===== Given records

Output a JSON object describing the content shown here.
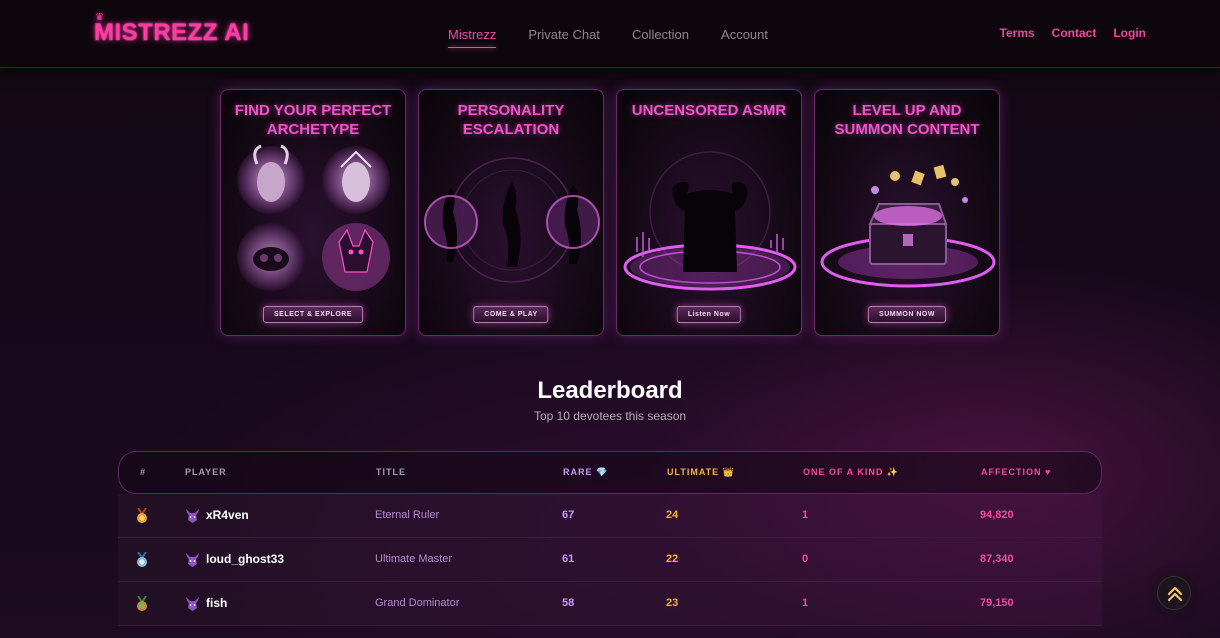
{
  "brand": {
    "name": "MISTREZZ AI",
    "crown": "♛"
  },
  "nav": {
    "tabs": [
      "Mistrezz",
      "Private Chat",
      "Collection",
      "Account"
    ],
    "active_tab": 0,
    "links": [
      "Terms",
      "Contact",
      "Login"
    ]
  },
  "cards": [
    {
      "title": "FIND YOUR PERFECT ARCHETYPE",
      "button": "SELECT & EXPLORE"
    },
    {
      "title": "PERSONALITY ESCALATION",
      "button": "COME & PLAY"
    },
    {
      "title": "UNCENSORED ASMR",
      "button": "Listen Now"
    },
    {
      "title": "LEVEL UP AND SUMMON CONTENT",
      "button": "SUMMON NOW"
    }
  ],
  "leaderboard": {
    "title": "Leaderboard",
    "subtitle": "Top 10 devotees this season",
    "headers": {
      "rank": "#",
      "player": "PLAYER",
      "title": "TITLE",
      "rare": "RARE 💎",
      "ultimate": "ULTIMATE 👑",
      "one_of_a_kind": "ONE OF A KIND ✨",
      "affection": "AFFECTION ♥"
    },
    "rows": [
      {
        "medal": "gold",
        "player": "xR4ven",
        "title": "Eternal Ruler",
        "rare": "67",
        "ultimate": "24",
        "one_of_a_kind": "1",
        "affection": "94,820"
      },
      {
        "medal": "silver",
        "player": "loud_ghost33",
        "title": "Ultimate Master",
        "rare": "61",
        "ultimate": "22",
        "one_of_a_kind": "0",
        "affection": "87,340"
      },
      {
        "medal": "bronze",
        "player": "fish",
        "title": "Grand Dominator",
        "rare": "58",
        "ultimate": "23",
        "one_of_a_kind": "1",
        "affection": "79,150"
      }
    ]
  },
  "colors": {
    "accent": "#f04aa8",
    "rare": "#c79bff",
    "ultimate": "#f2b43a",
    "affection": "#f24c9e",
    "medal_gold": "#e8a43a",
    "medal_silver": "#8fb9d6",
    "medal_bronze": "#6fbf5a"
  },
  "icons": {
    "scroll_top": "double-chevron-up-icon",
    "avatar": "demon-avatar-icon"
  }
}
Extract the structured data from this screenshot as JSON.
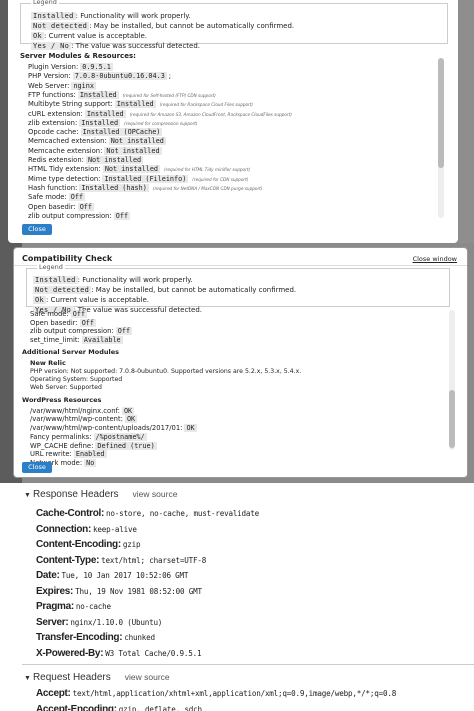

==========

# Short task
Pick out the lines above that hold the string "rare" and show them.

# Right answer
      "rare": "RARE 💎",
        "rare": "67",
        "rare": "61",
        "rare": "58",
    "rare": "#c79bff",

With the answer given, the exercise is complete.